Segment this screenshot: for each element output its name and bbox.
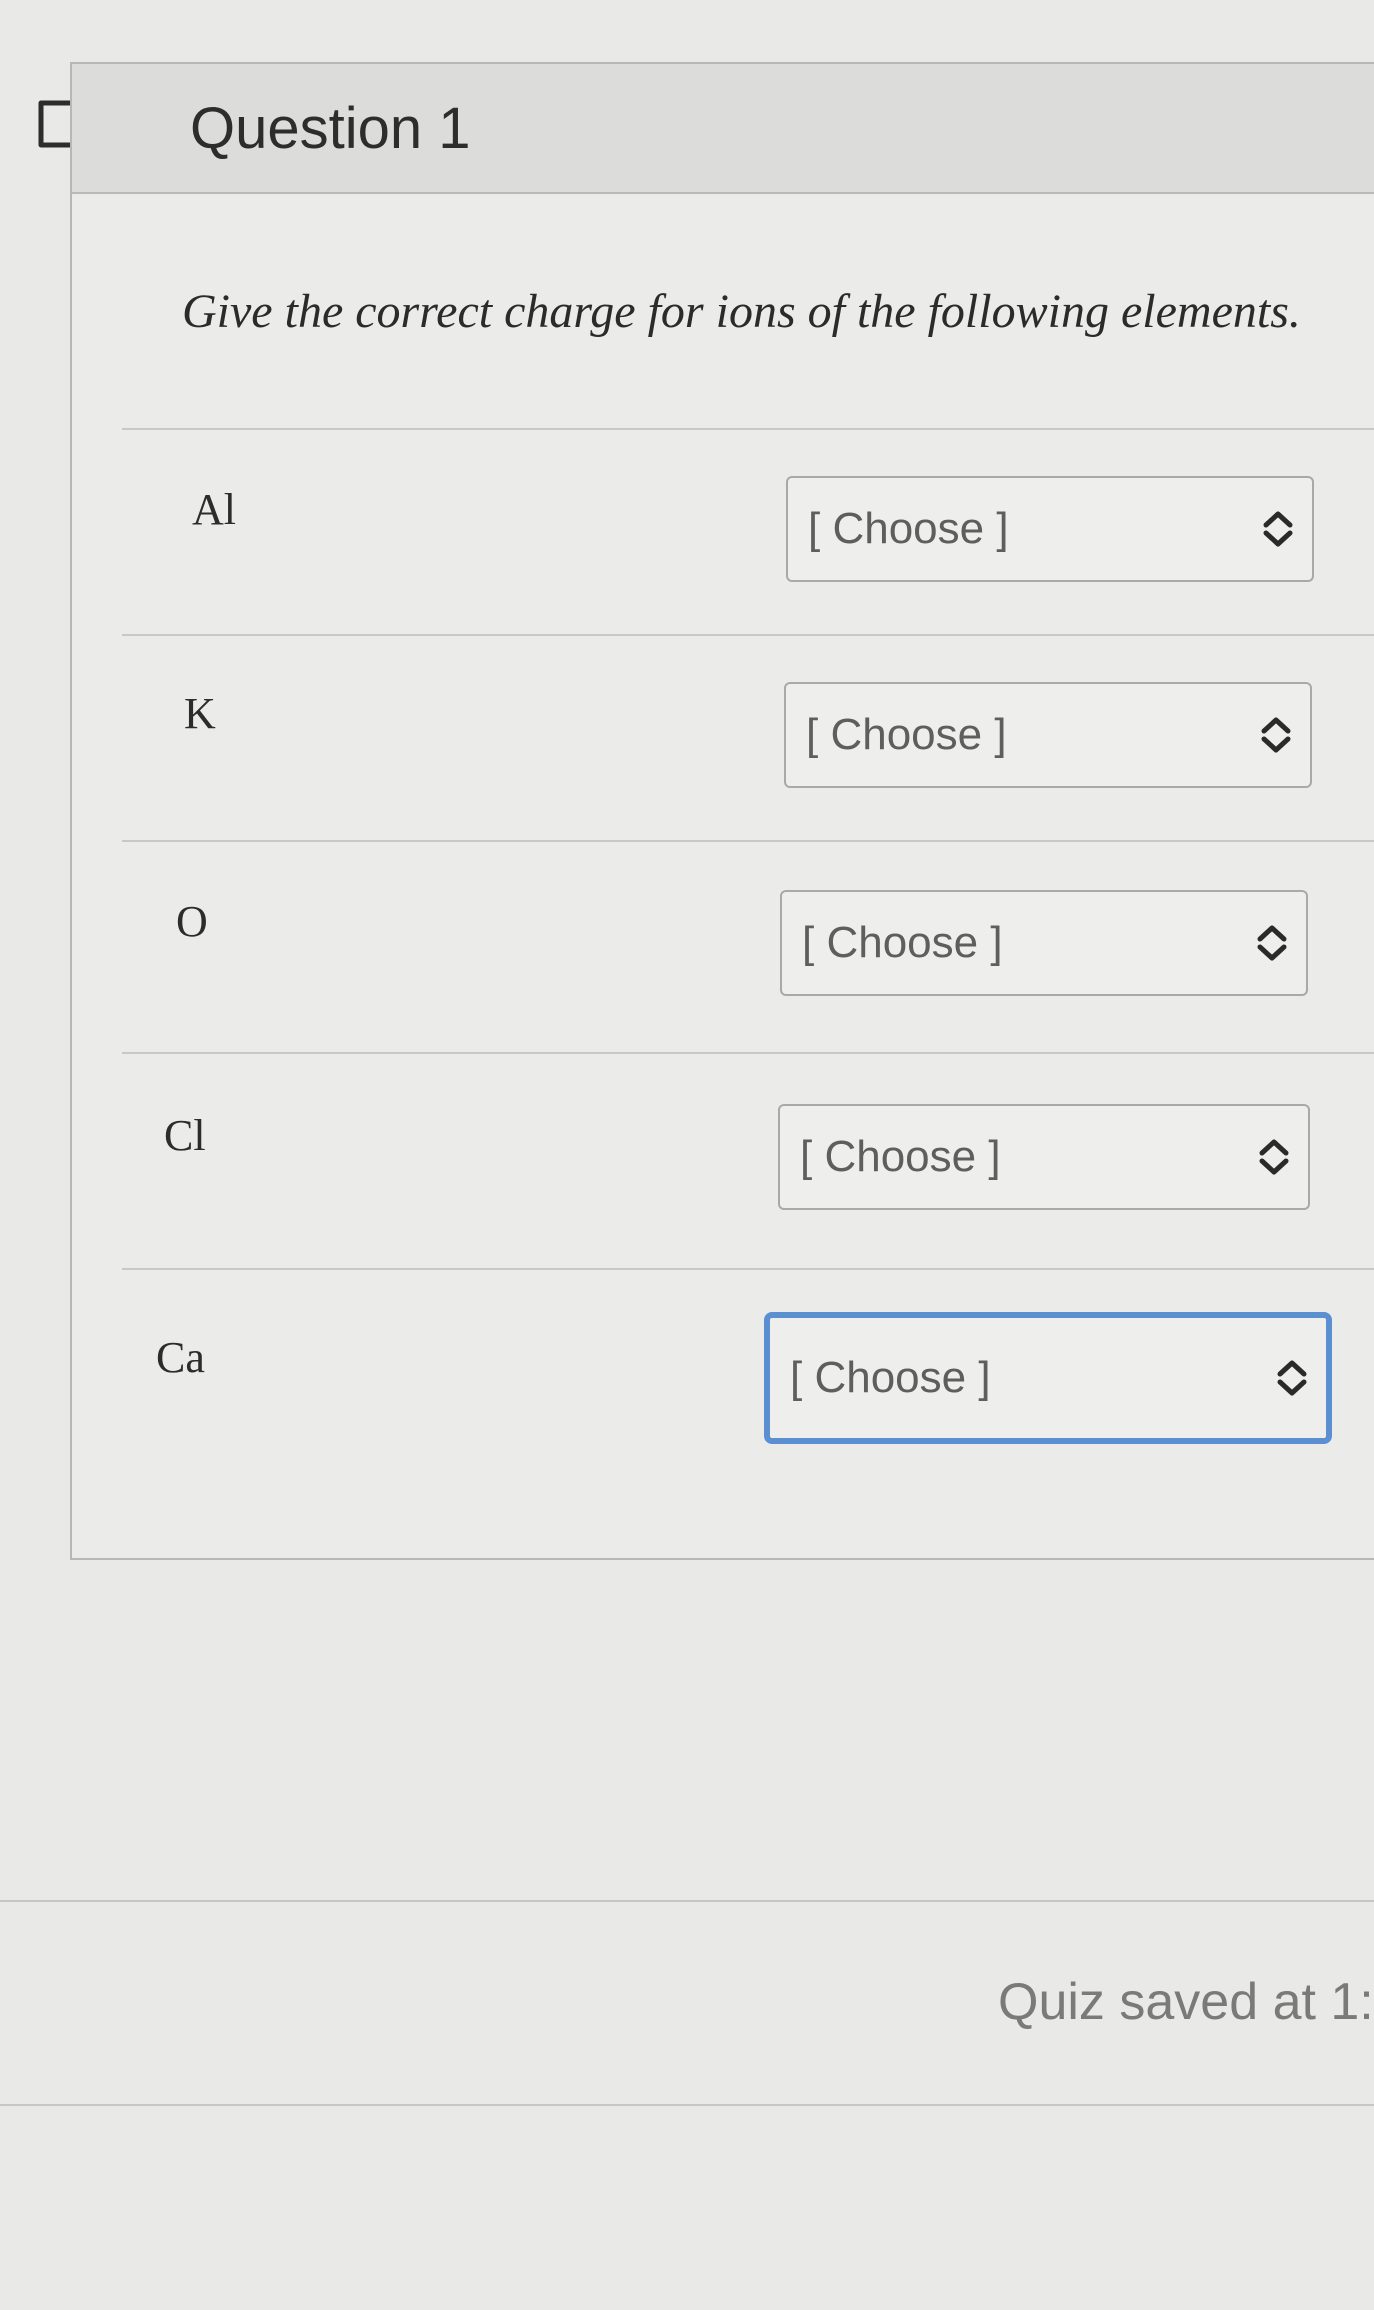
element-label-o: O (176, 897, 208, 946)
chevron-updown-icon (1259, 1139, 1289, 1175)
row-divider (122, 428, 1374, 430)
chevron-updown-icon (1257, 925, 1287, 961)
question-card: Question 1 Give the correct charge for i… (70, 62, 1374, 1560)
footer-divider-top (0, 1900, 1374, 1902)
select-value: [ Choose ] (790, 1353, 991, 1402)
row-divider (122, 634, 1374, 636)
select-value: [ Choose ] (806, 710, 1007, 759)
charge-select-cl[interactable]: [ Choose ] (778, 1104, 1310, 1210)
element-label-cl: Cl (164, 1111, 206, 1160)
select-value: [ Choose ] (808, 504, 1009, 553)
charge-select-al[interactable]: [ Choose ] (786, 476, 1314, 582)
question-title: Question 1 (190, 95, 471, 161)
charge-select-k[interactable]: [ Choose ] (784, 682, 1312, 788)
select-value: [ Choose ] (802, 918, 1003, 967)
chevron-updown-icon (1263, 511, 1293, 547)
row-divider (122, 840, 1374, 842)
charge-select-ca[interactable]: [ Choose ] (764, 1312, 1332, 1444)
element-label-k: K (184, 689, 216, 738)
question-header: Question 1 (72, 64, 1374, 194)
footer-divider-bottom (0, 2104, 1374, 2106)
element-label-ca: Ca (156, 1333, 205, 1382)
select-value: [ Choose ] (800, 1132, 1001, 1181)
element-label-al: Al (192, 485, 236, 534)
question-prompt: Give the correct charge for ions of the … (182, 285, 1301, 338)
chevron-updown-icon (1261, 717, 1291, 753)
charge-select-o[interactable]: [ Choose ] (780, 890, 1308, 996)
row-divider (122, 1052, 1374, 1054)
quiz-saved-status: Quiz saved at 1:1 (998, 1973, 1374, 2031)
chevron-updown-icon (1277, 1360, 1307, 1396)
row-divider (122, 1268, 1374, 1270)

▸ **Stated task**
Rewrite all the items above, replacing each "chevron-updown-icon" with "dropdown-arrow-icon" and keeping everything else as it is. Leave out the pictures.

▸ **Full output**
Segment this screenshot: for each element output its name and bbox.
element-label-o: O (176, 897, 208, 946)
dropdown-arrow-icon (1259, 1139, 1289, 1175)
row-divider (122, 428, 1374, 430)
dropdown-arrow-icon (1257, 925, 1287, 961)
question-card: Question 1 Give the correct charge for i… (70, 62, 1374, 1560)
footer-divider-top (0, 1900, 1374, 1902)
select-value: [ Choose ] (790, 1353, 991, 1402)
row-divider (122, 634, 1374, 636)
select-value: [ Choose ] (806, 710, 1007, 759)
charge-select-cl[interactable]: [ Choose ] (778, 1104, 1310, 1210)
element-label-cl: Cl (164, 1111, 206, 1160)
select-value: [ Choose ] (808, 504, 1009, 553)
charge-select-al[interactable]: [ Choose ] (786, 476, 1314, 582)
question-title: Question 1 (190, 95, 471, 161)
charge-select-k[interactable]: [ Choose ] (784, 682, 1312, 788)
select-value: [ Choose ] (802, 918, 1003, 967)
dropdown-arrow-icon (1263, 511, 1293, 547)
row-divider (122, 840, 1374, 842)
charge-select-ca[interactable]: [ Choose ] (764, 1312, 1332, 1444)
element-label-k: K (184, 689, 216, 738)
question-header: Question 1 (72, 64, 1374, 194)
footer-divider-bottom (0, 2104, 1374, 2106)
element-label-ca: Ca (156, 1333, 205, 1382)
select-value: [ Choose ] (800, 1132, 1001, 1181)
element-label-al: Al (192, 485, 236, 534)
question-prompt: Give the correct charge for ions of the … (182, 285, 1301, 338)
dropdown-arrow-icon (1261, 717, 1291, 753)
charge-select-o[interactable]: [ Choose ] (780, 890, 1308, 996)
row-divider (122, 1052, 1374, 1054)
quiz-saved-status: Quiz saved at 1:1 (998, 1973, 1374, 2031)
dropdown-arrow-icon (1277, 1360, 1307, 1396)
row-divider (122, 1268, 1374, 1270)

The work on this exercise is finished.